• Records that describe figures
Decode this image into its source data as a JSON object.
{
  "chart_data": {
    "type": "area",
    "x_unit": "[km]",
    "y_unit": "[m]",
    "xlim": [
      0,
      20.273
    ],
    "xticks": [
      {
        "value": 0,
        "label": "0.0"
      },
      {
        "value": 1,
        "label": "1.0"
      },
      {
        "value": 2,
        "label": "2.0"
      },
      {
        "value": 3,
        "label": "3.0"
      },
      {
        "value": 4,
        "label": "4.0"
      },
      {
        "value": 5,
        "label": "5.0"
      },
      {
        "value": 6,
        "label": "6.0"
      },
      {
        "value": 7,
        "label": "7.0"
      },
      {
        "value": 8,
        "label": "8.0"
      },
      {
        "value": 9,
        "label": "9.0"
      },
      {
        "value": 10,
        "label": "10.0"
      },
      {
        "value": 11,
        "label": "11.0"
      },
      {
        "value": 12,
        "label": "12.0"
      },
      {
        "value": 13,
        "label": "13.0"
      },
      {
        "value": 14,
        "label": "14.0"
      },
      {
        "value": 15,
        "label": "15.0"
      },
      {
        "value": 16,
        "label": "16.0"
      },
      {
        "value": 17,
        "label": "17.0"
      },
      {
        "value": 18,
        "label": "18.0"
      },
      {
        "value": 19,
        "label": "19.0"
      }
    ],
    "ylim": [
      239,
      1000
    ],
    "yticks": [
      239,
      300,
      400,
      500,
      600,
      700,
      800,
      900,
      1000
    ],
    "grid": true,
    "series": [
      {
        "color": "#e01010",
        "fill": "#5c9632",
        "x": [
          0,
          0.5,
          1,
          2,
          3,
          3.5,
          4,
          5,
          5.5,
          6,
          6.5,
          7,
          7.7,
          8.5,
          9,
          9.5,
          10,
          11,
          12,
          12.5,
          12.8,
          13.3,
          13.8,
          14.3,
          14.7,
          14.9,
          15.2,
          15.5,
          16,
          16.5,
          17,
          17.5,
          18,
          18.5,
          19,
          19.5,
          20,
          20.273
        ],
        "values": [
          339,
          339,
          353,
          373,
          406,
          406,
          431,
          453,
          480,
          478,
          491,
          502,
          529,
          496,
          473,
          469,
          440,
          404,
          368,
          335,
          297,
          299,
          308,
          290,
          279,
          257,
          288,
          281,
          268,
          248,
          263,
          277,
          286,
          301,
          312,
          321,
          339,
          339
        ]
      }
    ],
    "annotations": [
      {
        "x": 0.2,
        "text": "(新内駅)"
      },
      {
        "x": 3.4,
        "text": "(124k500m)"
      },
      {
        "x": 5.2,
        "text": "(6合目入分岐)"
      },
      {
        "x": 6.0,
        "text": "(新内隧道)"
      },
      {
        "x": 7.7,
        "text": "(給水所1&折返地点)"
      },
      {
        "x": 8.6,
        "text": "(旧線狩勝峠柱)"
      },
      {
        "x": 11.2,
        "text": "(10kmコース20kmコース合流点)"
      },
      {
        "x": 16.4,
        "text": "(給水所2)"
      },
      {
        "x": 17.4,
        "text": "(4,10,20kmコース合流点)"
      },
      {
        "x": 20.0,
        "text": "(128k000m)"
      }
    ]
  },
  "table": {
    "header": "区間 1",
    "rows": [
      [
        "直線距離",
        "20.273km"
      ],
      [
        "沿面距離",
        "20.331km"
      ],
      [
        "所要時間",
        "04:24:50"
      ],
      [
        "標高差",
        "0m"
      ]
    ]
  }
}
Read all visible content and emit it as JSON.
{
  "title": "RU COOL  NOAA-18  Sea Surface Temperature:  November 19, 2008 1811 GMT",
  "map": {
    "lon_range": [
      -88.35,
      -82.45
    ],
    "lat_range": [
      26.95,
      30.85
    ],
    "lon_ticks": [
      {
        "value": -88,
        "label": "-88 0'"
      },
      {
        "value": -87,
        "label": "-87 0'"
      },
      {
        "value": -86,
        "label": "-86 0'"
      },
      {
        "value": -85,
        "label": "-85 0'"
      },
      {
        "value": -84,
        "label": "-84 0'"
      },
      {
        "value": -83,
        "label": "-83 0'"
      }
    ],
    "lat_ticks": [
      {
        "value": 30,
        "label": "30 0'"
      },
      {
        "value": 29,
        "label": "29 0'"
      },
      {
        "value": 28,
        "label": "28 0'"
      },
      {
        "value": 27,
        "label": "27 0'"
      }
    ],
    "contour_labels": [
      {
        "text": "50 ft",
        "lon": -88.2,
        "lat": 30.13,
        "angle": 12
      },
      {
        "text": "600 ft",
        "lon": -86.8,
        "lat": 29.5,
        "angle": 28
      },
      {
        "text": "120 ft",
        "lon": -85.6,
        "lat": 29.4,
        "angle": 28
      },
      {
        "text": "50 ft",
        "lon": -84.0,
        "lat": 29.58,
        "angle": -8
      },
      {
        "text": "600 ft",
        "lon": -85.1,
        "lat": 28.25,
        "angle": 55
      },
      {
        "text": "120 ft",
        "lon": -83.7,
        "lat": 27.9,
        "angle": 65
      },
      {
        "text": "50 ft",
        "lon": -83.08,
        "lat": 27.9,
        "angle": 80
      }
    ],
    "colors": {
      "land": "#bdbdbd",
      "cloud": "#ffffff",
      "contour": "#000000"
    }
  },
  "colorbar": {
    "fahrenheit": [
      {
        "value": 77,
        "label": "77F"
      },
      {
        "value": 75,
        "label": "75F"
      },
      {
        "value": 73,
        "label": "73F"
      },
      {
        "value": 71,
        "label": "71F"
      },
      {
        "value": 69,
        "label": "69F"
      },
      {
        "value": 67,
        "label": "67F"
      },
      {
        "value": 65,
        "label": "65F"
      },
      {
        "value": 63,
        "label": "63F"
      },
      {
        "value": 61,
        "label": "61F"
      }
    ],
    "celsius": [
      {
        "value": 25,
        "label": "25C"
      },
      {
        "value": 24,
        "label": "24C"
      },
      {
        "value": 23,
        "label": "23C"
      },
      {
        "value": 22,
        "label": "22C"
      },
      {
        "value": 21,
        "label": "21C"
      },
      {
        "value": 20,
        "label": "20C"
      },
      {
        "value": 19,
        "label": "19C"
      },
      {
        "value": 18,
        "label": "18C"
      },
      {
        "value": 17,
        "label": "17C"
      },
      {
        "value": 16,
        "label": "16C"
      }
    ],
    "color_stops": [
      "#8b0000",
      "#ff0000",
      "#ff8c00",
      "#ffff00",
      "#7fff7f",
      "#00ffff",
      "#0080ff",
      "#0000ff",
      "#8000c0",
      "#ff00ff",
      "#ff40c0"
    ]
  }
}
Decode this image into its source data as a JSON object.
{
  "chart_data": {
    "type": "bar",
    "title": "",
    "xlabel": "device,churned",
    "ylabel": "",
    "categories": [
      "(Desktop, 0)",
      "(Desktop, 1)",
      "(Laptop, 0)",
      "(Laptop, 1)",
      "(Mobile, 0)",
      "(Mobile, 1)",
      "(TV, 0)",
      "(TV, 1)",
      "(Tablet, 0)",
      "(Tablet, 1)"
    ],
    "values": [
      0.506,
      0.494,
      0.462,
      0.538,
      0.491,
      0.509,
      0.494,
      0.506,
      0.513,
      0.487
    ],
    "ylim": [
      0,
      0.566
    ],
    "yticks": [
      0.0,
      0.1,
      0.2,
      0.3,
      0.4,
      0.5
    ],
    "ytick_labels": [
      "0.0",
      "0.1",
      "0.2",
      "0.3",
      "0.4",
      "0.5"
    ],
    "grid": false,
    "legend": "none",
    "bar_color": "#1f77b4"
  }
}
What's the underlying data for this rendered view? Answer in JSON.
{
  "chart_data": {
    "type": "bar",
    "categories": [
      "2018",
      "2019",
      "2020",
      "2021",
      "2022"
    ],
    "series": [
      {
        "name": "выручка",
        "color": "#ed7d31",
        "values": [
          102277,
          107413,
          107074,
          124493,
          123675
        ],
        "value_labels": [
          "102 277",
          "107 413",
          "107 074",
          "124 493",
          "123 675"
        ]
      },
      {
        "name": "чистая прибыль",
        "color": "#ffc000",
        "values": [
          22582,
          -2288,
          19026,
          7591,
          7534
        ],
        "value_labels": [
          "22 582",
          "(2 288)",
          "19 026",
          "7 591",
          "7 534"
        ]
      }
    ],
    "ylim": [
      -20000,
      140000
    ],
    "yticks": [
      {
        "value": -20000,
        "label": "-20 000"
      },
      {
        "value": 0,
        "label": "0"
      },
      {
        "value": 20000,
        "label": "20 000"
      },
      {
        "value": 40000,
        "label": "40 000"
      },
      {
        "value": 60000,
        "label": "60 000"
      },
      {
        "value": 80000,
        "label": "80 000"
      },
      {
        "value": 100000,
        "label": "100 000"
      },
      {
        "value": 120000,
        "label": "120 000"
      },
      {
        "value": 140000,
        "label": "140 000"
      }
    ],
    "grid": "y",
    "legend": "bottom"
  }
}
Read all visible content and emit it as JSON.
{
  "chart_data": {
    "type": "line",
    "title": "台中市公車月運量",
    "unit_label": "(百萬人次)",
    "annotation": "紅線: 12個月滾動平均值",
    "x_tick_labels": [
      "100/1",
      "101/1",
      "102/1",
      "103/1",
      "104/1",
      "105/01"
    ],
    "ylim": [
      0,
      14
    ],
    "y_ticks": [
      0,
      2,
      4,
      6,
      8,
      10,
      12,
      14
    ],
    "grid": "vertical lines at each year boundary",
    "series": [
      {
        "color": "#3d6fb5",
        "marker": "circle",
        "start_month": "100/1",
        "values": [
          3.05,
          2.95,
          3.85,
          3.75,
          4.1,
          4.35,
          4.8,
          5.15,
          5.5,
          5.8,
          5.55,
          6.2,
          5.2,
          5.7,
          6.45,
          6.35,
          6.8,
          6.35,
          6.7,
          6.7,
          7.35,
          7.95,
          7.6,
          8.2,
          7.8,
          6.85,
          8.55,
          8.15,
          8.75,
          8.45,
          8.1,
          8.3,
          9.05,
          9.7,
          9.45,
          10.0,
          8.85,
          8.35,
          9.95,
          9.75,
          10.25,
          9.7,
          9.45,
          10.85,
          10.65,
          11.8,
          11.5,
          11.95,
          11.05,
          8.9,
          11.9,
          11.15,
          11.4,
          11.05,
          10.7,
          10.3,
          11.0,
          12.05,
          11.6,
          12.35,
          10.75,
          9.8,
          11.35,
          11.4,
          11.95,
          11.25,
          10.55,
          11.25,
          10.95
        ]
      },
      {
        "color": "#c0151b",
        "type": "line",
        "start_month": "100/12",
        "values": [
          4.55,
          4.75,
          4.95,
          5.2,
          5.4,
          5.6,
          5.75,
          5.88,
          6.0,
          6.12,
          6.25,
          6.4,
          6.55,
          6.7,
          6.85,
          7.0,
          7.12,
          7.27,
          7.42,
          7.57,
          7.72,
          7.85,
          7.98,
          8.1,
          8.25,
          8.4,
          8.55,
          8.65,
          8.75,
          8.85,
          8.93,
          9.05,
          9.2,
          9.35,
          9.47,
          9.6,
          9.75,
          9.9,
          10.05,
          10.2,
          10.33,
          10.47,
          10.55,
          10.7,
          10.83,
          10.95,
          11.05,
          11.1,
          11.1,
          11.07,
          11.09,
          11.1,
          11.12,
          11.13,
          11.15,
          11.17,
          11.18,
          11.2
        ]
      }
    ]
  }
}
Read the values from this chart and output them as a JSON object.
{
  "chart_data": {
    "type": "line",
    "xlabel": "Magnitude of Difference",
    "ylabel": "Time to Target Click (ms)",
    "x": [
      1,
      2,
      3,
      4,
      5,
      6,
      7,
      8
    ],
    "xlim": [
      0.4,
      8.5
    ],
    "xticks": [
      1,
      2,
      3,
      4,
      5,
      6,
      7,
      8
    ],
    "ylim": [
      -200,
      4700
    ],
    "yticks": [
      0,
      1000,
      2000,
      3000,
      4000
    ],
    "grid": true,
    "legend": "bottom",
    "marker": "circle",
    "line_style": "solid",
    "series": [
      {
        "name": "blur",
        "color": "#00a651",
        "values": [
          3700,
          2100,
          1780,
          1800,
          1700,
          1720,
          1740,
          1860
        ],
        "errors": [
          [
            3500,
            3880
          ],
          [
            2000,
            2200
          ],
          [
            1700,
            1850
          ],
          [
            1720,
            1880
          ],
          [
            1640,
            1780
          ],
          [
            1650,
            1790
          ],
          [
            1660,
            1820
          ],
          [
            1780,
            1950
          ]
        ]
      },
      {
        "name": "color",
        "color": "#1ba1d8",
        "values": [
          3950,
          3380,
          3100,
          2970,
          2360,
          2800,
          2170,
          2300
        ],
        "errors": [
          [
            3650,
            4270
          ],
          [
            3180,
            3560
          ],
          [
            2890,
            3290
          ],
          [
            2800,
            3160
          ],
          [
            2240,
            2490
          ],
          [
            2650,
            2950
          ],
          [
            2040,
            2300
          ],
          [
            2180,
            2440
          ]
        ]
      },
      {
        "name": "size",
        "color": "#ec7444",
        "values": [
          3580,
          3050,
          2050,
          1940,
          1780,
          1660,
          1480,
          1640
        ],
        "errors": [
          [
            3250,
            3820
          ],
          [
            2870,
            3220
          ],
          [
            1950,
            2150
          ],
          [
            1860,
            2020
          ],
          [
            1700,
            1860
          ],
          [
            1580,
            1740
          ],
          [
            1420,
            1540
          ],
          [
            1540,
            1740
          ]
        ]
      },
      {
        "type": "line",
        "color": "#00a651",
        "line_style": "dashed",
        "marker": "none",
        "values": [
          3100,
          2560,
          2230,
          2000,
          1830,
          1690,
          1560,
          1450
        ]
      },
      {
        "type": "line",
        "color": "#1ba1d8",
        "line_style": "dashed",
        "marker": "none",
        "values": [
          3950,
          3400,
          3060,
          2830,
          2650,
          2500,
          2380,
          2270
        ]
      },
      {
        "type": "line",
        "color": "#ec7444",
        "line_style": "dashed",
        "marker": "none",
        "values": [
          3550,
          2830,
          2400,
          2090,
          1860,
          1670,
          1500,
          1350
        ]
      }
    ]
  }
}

• PROBLEM TO WORK ON
Filter the entries down to the lines containing "ylabel". Copy each of those lines.

• IN RESPONSE
    "ylabel": "",
    "ylabel": "Time to Target Click (ms)",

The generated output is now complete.